**Required task:**
Go through the records line by line and work out how many lines hold the word "name". Answer with the number only.

**Source records:**
+ + + + +

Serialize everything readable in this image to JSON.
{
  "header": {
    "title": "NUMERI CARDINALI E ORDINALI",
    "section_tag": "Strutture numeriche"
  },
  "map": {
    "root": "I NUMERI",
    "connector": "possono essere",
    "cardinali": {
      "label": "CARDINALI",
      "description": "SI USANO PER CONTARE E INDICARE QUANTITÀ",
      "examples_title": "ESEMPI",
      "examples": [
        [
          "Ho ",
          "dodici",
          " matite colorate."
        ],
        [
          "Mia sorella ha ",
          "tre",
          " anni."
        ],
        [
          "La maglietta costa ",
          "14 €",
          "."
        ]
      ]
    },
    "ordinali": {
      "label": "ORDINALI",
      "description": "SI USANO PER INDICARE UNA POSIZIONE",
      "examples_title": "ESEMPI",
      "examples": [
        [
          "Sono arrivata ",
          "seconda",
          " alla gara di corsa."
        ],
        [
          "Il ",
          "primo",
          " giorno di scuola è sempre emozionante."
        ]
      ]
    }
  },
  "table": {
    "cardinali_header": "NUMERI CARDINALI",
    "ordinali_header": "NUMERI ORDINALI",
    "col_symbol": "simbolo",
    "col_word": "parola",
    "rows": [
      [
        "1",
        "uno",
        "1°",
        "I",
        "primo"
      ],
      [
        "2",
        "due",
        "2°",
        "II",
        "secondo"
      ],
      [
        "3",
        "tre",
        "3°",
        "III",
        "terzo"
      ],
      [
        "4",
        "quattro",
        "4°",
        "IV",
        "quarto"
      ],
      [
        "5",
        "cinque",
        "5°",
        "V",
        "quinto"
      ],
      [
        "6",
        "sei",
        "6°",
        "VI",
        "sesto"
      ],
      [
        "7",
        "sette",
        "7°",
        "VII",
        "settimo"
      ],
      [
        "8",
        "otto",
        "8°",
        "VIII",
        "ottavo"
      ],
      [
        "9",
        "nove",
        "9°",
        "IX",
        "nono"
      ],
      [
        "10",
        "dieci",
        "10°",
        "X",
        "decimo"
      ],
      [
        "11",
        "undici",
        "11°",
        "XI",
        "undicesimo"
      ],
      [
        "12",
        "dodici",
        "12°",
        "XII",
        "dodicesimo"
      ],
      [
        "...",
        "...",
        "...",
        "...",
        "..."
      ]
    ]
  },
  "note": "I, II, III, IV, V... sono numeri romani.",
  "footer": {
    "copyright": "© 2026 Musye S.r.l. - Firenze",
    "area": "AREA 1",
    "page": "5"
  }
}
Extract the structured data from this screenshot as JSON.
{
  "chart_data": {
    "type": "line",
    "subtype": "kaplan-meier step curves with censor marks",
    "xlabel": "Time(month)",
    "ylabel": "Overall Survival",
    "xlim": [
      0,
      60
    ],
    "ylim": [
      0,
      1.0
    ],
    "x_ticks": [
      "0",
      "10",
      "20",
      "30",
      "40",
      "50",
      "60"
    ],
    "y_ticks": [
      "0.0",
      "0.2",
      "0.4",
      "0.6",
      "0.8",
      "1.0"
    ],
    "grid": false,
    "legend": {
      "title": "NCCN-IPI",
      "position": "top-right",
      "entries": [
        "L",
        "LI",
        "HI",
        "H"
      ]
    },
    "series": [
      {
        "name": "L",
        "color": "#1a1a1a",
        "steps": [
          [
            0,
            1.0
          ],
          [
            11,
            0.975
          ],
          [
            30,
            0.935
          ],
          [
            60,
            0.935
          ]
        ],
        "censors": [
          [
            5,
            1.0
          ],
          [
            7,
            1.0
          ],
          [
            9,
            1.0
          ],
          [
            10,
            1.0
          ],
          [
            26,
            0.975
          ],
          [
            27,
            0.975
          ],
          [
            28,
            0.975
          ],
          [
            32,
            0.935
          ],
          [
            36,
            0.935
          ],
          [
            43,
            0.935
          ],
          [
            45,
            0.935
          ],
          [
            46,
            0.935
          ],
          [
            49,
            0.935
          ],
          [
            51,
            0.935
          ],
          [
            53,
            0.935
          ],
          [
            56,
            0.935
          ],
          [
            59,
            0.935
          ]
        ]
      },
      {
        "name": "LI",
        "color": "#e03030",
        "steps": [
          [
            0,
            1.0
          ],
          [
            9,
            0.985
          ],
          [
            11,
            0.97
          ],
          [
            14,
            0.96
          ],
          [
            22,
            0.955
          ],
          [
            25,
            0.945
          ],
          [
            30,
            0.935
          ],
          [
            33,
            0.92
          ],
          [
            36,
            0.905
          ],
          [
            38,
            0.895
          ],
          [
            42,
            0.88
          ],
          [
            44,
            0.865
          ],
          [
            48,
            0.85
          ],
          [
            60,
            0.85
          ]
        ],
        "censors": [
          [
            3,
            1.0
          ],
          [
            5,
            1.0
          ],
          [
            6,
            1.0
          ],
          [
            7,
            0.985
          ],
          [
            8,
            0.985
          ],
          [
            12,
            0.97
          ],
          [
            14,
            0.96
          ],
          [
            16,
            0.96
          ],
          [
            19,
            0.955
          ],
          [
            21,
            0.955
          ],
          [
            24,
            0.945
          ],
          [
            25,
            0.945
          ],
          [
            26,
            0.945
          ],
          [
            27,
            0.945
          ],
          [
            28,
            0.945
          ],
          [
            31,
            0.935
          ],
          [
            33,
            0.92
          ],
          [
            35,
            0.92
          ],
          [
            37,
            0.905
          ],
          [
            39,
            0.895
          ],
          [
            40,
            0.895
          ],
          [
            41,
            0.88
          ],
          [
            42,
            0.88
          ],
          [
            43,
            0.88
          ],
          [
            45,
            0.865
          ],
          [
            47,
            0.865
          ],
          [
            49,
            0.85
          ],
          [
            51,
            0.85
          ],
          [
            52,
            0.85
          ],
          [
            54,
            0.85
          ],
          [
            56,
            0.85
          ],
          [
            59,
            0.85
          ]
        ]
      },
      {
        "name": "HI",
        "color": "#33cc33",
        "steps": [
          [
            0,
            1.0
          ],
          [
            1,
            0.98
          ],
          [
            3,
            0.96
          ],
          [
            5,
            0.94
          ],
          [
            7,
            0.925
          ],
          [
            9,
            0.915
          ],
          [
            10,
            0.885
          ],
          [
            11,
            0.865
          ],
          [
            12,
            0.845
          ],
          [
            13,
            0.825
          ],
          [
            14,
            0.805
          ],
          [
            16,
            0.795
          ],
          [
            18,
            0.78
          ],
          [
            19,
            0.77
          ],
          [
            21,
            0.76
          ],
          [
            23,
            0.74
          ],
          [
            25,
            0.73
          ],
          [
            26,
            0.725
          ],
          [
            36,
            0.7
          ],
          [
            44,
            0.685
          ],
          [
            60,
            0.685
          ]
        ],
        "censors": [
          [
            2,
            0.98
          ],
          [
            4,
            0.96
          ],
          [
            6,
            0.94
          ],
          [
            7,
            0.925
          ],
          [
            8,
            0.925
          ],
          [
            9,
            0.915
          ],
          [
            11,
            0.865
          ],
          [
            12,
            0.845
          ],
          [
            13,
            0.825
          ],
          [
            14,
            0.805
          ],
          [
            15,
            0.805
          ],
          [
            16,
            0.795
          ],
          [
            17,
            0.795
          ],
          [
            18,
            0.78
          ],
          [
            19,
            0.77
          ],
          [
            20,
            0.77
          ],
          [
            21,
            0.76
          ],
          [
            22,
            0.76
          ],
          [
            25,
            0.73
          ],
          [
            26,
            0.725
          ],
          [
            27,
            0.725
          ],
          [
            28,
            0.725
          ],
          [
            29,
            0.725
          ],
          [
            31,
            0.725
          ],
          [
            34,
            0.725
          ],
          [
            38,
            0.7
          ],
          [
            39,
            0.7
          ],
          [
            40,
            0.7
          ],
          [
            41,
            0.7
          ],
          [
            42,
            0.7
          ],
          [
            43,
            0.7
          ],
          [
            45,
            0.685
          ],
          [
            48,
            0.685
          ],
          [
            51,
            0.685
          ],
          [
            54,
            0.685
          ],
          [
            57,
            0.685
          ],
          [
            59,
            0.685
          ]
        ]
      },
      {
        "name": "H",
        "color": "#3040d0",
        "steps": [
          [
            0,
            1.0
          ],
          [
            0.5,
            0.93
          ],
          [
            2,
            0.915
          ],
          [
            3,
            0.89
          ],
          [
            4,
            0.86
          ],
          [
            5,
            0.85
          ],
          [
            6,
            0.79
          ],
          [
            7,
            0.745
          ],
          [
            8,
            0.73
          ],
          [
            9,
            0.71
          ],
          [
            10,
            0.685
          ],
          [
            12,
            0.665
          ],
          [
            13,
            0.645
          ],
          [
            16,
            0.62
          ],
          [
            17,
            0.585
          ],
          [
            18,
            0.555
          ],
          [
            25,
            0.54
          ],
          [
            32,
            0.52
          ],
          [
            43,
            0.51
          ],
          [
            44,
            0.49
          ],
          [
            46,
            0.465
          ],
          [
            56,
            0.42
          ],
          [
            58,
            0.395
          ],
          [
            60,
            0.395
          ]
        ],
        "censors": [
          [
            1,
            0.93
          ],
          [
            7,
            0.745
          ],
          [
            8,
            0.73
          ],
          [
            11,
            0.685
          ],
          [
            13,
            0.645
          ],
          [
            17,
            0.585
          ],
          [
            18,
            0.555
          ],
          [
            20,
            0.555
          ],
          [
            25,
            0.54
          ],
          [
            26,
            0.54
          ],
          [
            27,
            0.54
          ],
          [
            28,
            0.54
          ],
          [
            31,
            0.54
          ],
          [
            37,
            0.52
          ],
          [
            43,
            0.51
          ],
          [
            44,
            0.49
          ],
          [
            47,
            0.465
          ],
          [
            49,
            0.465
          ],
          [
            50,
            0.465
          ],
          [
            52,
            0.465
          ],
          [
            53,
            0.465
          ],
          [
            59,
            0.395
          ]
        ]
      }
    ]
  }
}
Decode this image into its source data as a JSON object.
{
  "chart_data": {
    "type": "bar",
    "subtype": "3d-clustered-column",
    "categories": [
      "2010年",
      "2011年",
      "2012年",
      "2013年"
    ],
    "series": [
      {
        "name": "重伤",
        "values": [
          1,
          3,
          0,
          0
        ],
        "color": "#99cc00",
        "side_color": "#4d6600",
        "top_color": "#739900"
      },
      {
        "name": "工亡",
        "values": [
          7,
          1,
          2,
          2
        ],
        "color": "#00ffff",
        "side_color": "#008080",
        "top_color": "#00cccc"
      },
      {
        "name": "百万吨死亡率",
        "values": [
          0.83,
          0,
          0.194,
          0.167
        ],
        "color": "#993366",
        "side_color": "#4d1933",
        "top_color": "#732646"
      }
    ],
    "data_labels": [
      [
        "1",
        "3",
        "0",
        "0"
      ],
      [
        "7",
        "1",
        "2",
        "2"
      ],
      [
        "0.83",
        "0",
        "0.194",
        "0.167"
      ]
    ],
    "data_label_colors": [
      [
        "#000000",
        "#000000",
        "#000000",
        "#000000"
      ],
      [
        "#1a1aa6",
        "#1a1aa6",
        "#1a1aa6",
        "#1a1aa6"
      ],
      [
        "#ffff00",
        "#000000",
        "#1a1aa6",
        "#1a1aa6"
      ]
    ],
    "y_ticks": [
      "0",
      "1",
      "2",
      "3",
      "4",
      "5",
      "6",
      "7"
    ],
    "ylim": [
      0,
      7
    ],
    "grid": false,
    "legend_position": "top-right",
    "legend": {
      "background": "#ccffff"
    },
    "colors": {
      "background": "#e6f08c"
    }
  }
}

+ + + + +

**Result below:**
7